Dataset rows

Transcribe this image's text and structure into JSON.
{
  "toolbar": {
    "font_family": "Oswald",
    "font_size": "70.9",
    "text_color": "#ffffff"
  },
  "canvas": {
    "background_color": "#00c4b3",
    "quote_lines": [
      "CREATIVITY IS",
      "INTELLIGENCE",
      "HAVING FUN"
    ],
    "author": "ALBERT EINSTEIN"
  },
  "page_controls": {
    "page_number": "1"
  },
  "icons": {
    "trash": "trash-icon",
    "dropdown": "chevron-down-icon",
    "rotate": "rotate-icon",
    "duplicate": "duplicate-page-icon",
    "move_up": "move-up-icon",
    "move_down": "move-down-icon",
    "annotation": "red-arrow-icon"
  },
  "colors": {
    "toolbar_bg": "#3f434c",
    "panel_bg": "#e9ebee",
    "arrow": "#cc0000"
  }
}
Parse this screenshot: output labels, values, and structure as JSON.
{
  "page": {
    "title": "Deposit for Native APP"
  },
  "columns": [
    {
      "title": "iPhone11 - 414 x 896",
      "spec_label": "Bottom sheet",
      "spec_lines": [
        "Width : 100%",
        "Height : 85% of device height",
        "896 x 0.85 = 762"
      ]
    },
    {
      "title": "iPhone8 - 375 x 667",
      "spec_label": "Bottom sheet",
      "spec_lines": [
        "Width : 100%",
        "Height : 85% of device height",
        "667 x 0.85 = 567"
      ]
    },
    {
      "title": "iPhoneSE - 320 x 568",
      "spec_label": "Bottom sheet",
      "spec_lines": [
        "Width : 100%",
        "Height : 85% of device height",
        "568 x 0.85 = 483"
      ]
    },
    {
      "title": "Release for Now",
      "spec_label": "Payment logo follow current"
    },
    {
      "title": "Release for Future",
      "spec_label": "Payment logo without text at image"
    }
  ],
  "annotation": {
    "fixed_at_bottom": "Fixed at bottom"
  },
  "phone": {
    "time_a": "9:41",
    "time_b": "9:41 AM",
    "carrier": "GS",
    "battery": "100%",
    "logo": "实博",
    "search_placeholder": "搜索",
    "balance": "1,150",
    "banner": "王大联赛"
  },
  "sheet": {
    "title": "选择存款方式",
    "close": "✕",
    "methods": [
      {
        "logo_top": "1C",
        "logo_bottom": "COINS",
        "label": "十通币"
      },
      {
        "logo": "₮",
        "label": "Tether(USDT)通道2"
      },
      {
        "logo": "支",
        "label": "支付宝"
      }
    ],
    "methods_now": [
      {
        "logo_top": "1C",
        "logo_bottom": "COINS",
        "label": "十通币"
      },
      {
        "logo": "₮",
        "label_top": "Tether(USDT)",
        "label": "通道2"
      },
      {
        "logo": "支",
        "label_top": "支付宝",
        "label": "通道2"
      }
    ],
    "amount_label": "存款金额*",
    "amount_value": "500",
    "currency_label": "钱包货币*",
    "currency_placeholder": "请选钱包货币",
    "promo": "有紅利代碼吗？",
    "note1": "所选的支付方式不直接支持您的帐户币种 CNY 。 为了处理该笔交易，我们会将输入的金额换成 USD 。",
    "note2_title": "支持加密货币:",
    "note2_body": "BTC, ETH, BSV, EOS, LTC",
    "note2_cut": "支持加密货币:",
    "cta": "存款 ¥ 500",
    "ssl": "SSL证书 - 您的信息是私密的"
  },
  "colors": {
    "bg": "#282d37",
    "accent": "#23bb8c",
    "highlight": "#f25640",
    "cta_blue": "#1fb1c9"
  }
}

• Stated exercise
Restate the whole listing exactly.

• Correct response
Transcribe this image's text and structure into JSON.
{
  "toolbar": {
    "font_family": "Oswald",
    "font_size": "70.9",
    "text_color": "#ffffff"
  },
  "canvas": {
    "background_color": "#00c4b3",
    "quote_lines": [
      "CREATIVITY IS",
      "INTELLIGENCE",
      "HAVING FUN"
    ],
    "author": "ALBERT EINSTEIN"
  },
  "page_controls": {
    "page_number": "1"
  },
  "icons": {
    "trash": "trash-icon",
    "dropdown": "chevron-down-icon",
    "rotate": "rotate-icon",
    "duplicate": "duplicate-page-icon",
    "move_up": "move-up-icon",
    "move_down": "move-down-icon",
    "annotation": "red-arrow-icon"
  },
  "colors": {
    "toolbar_bg": "#3f434c",
    "panel_bg": "#e9ebee",
    "arrow": "#cc0000"
  }
}
Parse this screenshot: output labels, values, and structure as JSON.
{
  "page": {
    "title": "Deposit for Native APP"
  },
  "columns": [
    {
      "title": "iPhone11 - 414 x 896",
      "spec_label": "Bottom sheet",
      "spec_lines": [
        "Width : 100%",
        "Height : 85% of device height",
        "896 x 0.85 = 762"
      ]
    },
    {
      "title": "iPhone8 - 375 x 667",
      "spec_label": "Bottom sheet",
      "spec_lines": [
        "Width : 100%",
        "Height : 85% of device height",
        "667 x 0.85 = 567"
      ]
    },
    {
      "title": "iPhoneSE - 320 x 568",
      "spec_label": "Bottom sheet",
      "spec_lines": [
        "Width : 100%",
        "Height : 85% of device height",
        "568 x 0.85 = 483"
      ]
    },
    {
      "title": "Release for Now",
      "spec_label": "Payment logo follow current"
    },
    {
      "title": "Release for Future",
      "spec_label": "Payment logo without text at image"
    }
  ],
  "annotation": {
    "fixed_at_bottom": "Fixed at bottom"
  },
  "phone": {
    "time_a": "9:41",
    "time_b": "9:41 AM",
    "carrier": "GS",
    "battery": "100%",
    "logo": "实博",
    "search_placeholder": "搜索",
    "balance": "1,150",
    "banner": "王大联赛"
  },
  "sheet": {
    "title": "选择存款方式",
    "close": "✕",
    "methods": [
      {
        "logo_top": "1C",
        "logo_bottom": "COINS",
        "label": "十通币"
      },
      {
        "logo": "₮",
        "label": "Tether(USDT)通道2"
      },
      {
        "logo": "支",
        "label": "支付宝"
      }
    ],
    "methods_now": [
      {
        "logo_top": "1C",
        "logo_bottom": "COINS",
        "label": "十通币"
      },
      {
        "logo": "₮",
        "label_top": "Tether(USDT)",
        "label": "通道2"
      },
      {
        "logo": "支",
        "label_top": "支付宝",
        "label": "通道2"
      }
    ],
    "amount_label": "存款金额*",
    "amount_value": "500",
    "currency_label": "钱包货币*",
    "currency_placeholder": "请选钱包货币",
    "promo": "有紅利代碼吗？",
    "note1": "所选的支付方式不直接支持您的帐户币种 CNY 。 为了处理该笔交易，我们会将输入的金额换成 USD 。",
    "note2_title": "支持加密货币:",
    "note2_body": "BTC, ETH, BSV, EOS, LTC",
    "note2_cut": "支持加密货币:",
    "cta": "存款 ¥ 500",
    "ssl": "SSL证书 - 您的信息是私密的"
  },
  "colors": {
    "bg": "#282d37",
    "accent": "#23bb8c",
    "highlight": "#f25640",
    "cta_blue": "#1fb1c9"
  }
}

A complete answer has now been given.